§ REQUIRED TASK:
Retype everything in the listing, leaving each line exactly as it is.

-------- MATERIAL FOR THIS TASK --------

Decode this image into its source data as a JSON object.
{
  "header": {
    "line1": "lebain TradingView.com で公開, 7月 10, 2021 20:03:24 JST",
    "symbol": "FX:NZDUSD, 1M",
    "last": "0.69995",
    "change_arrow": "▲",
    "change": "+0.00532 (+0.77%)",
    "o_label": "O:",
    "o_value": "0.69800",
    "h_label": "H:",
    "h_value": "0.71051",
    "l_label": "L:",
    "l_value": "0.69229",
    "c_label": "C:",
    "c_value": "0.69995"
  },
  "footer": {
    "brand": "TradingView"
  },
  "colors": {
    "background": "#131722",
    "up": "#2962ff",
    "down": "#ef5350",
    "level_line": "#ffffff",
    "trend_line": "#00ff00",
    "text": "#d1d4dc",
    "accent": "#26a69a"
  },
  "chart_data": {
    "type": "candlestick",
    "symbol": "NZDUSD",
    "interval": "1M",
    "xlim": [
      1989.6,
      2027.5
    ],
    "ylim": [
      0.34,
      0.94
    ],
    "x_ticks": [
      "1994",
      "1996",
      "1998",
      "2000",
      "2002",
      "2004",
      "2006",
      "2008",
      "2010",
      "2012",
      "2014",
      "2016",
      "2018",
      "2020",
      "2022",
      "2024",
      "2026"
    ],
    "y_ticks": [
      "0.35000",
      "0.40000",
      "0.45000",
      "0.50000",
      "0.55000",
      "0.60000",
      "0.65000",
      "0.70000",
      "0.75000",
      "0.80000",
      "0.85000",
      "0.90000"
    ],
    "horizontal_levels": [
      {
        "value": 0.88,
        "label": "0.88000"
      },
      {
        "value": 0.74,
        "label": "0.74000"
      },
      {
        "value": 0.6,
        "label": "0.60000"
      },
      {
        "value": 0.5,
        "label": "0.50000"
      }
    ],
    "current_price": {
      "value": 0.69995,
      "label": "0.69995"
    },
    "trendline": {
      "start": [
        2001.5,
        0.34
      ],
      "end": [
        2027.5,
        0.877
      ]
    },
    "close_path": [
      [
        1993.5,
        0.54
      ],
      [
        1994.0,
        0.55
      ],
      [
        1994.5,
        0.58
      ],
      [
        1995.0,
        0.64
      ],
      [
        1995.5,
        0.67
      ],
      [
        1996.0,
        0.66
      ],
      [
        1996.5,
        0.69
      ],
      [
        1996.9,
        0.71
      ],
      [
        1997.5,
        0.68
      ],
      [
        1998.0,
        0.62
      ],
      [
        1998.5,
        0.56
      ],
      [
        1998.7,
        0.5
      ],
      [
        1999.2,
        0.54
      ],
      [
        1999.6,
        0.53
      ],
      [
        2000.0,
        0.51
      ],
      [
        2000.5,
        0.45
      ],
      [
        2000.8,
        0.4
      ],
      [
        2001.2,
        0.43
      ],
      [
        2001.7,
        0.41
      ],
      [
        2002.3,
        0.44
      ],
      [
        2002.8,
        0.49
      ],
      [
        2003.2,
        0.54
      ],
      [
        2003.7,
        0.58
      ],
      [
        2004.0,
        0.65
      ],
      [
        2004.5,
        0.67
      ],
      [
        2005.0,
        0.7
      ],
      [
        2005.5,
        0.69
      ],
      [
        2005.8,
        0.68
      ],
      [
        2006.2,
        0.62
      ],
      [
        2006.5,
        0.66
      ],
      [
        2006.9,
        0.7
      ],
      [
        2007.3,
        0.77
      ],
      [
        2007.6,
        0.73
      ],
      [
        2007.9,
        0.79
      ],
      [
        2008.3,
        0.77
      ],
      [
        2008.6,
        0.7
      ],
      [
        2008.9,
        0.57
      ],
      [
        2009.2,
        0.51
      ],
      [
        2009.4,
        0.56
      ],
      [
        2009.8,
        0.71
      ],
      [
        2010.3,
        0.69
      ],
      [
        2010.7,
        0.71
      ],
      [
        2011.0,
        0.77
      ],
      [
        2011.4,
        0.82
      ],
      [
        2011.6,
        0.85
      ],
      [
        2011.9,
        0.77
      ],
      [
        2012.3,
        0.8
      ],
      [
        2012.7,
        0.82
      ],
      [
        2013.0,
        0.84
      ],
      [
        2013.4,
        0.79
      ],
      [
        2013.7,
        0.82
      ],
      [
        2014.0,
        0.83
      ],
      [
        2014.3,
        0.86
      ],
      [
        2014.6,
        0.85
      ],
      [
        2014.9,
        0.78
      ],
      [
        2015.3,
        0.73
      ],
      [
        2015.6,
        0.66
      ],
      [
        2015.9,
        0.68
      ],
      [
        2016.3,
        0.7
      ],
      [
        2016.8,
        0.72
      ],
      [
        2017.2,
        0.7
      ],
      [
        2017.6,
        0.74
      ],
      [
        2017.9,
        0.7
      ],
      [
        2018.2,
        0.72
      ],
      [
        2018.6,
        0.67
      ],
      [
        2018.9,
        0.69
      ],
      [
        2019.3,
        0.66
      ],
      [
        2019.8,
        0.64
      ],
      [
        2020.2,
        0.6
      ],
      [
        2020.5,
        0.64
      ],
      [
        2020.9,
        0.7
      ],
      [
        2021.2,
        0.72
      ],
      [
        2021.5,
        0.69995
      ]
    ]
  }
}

--------

§ REPLY TO THE TASK:
Decode this image into its source data as a JSON object.
{
  "header": {
    "line1": "lebain TradingView.com で公開, 7月 10, 2021 20:03:24 JST",
    "symbol": "FX:NZDUSD, 1M",
    "last": "0.69995",
    "change_arrow": "▲",
    "change": "+0.00532 (+0.77%)",
    "o_label": "O:",
    "o_value": "0.69800",
    "h_label": "H:",
    "h_value": "0.71051",
    "l_label": "L:",
    "l_value": "0.69229",
    "c_label": "C:",
    "c_value": "0.69995"
  },
  "footer": {
    "brand": "TradingView"
  },
  "colors": {
    "background": "#131722",
    "up": "#2962ff",
    "down": "#ef5350",
    "level_line": "#ffffff",
    "trend_line": "#00ff00",
    "text": "#d1d4dc",
    "accent": "#26a69a"
  },
  "chart_data": {
    "type": "candlestick",
    "symbol": "NZDUSD",
    "interval": "1M",
    "xlim": [
      1989.6,
      2027.5
    ],
    "ylim": [
      0.34,
      0.94
    ],
    "x_ticks": [
      "1994",
      "1996",
      "1998",
      "2000",
      "2002",
      "2004",
      "2006",
      "2008",
      "2010",
      "2012",
      "2014",
      "2016",
      "2018",
      "2020",
      "2022",
      "2024",
      "2026"
    ],
    "y_ticks": [
      "0.35000",
      "0.40000",
      "0.45000",
      "0.50000",
      "0.55000",
      "0.60000",
      "0.65000",
      "0.70000",
      "0.75000",
      "0.80000",
      "0.85000",
      "0.90000"
    ],
    "horizontal_levels": [
      {
        "value": 0.88,
        "label": "0.88000"
      },
      {
        "value": 0.74,
        "label": "0.74000"
      },
      {
        "value": 0.6,
        "label": "0.60000"
      },
      {
        "value": 0.5,
        "label": "0.50000"
      }
    ],
    "current_price": {
      "value": 0.69995,
      "label": "0.69995"
    },
    "trendline": {
      "start": [
        2001.5,
        0.34
      ],
      "end": [
        2027.5,
        0.877
      ]
    },
    "close_path": [
      [
        1993.5,
        0.54
      ],
      [
        1994.0,
        0.55
      ],
      [
        1994.5,
        0.58
      ],
      [
        1995.0,
        0.64
      ],
      [
        1995.5,
        0.67
      ],
      [
        1996.0,
        0.66
      ],
      [
        1996.5,
        0.69
      ],
      [
        1996.9,
        0.71
      ],
      [
        1997.5,
        0.68
      ],
      [
        1998.0,
        0.62
      ],
      [
        1998.5,
        0.56
      ],
      [
        1998.7,
        0.5
      ],
      [
        1999.2,
        0.54
      ],
      [
        1999.6,
        0.53
      ],
      [
        2000.0,
        0.51
      ],
      [
        2000.5,
        0.45
      ],
      [
        2000.8,
        0.4
      ],
      [
        2001.2,
        0.43
      ],
      [
        2001.7,
        0.41
      ],
      [
        2002.3,
        0.44
      ],
      [
        2002.8,
        0.49
      ],
      [
        2003.2,
        0.54
      ],
      [
        2003.7,
        0.58
      ],
      [
        2004.0,
        0.65
      ],
      [
        2004.5,
        0.67
      ],
      [
        2005.0,
        0.7
      ],
      [
        2005.5,
        0.69
      ],
      [
        2005.8,
        0.68
      ],
      [
        2006.2,
        0.62
      ],
      [
        2006.5,
        0.66
      ],
      [
        2006.9,
        0.7
      ],
      [
        2007.3,
        0.77
      ],
      [
        2007.6,
        0.73
      ],
      [
        2007.9,
        0.79
      ],
      [
        2008.3,
        0.77
      ],
      [
        2008.6,
        0.7
      ],
      [
        2008.9,
        0.57
      ],
      [
        2009.2,
        0.51
      ],
      [
        2009.4,
        0.56
      ],
      [
        2009.8,
        0.71
      ],
      [
        2010.3,
        0.69
      ],
      [
        2010.7,
        0.71
      ],
      [
        2011.0,
        0.77
      ],
      [
        2011.4,
        0.82
      ],
      [
        2011.6,
        0.85
      ],
      [
        2011.9,
        0.77
      ],
      [
        2012.3,
        0.8
      ],
      [
        2012.7,
        0.82
      ],
      [
        2013.0,
        0.84
      ],
      [
        2013.4,
        0.79
      ],
      [
        2013.7,
        0.82
      ],
      [
        2014.0,
        0.83
      ],
      [
        2014.3,
        0.86
      ],
      [
        2014.6,
        0.85
      ],
      [
        2014.9,
        0.78
      ],
      [
        2015.3,
        0.73
      ],
      [
        2015.6,
        0.66
      ],
      [
        2015.9,
        0.68
      ],
      [
        2016.3,
        0.7
      ],
      [
        2016.8,
        0.72
      ],
      [
        2017.2,
        0.7
      ],
      [
        2017.6,
        0.74
      ],
      [
        2017.9,
        0.7
      ],
      [
        2018.2,
        0.72
      ],
      [
        2018.6,
        0.67
      ],
      [
        2018.9,
        0.69
      ],
      [
        2019.3,
        0.66
      ],
      [
        2019.8,
        0.64
      ],
      [
        2020.2,
        0.6
      ],
      [
        2020.5,
        0.64
      ],
      [
        2020.9,
        0.7
      ],
      [
        2021.2,
        0.72
      ],
      [
        2021.5,
        0.69995
      ]
    ]
  }
}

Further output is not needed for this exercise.